[Saved entries]
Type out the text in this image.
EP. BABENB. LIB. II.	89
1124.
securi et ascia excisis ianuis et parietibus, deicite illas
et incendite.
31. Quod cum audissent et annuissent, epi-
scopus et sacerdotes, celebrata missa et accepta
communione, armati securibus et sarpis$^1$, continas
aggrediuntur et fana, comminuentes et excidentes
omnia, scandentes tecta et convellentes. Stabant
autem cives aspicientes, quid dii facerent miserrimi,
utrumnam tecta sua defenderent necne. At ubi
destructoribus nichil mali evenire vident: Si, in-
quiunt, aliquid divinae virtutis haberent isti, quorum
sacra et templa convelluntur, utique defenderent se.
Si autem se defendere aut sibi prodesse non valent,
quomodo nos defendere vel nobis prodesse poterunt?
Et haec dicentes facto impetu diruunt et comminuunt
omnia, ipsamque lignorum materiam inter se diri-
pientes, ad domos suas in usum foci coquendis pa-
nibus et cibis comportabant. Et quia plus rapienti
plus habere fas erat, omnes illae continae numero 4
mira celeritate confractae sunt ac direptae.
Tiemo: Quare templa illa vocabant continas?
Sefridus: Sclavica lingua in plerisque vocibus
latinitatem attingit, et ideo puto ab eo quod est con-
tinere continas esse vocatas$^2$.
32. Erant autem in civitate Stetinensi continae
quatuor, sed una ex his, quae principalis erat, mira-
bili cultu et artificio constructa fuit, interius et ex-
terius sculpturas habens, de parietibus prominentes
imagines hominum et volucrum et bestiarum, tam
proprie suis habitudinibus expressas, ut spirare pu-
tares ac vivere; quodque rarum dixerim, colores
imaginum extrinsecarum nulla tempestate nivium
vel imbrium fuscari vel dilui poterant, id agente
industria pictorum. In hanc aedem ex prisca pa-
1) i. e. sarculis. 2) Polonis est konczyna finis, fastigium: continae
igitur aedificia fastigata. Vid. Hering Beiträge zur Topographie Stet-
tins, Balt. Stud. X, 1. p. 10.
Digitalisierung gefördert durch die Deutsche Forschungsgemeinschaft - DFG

TASK INSTRUCTIONS:
Look through the entries above for the word "mira". Copy every line where it shows up.

EXPECTED OUTPUT:
mira celeritate confractae sunt ac direptae.
quatuor, sed una ex his, quae principalis erat, mira-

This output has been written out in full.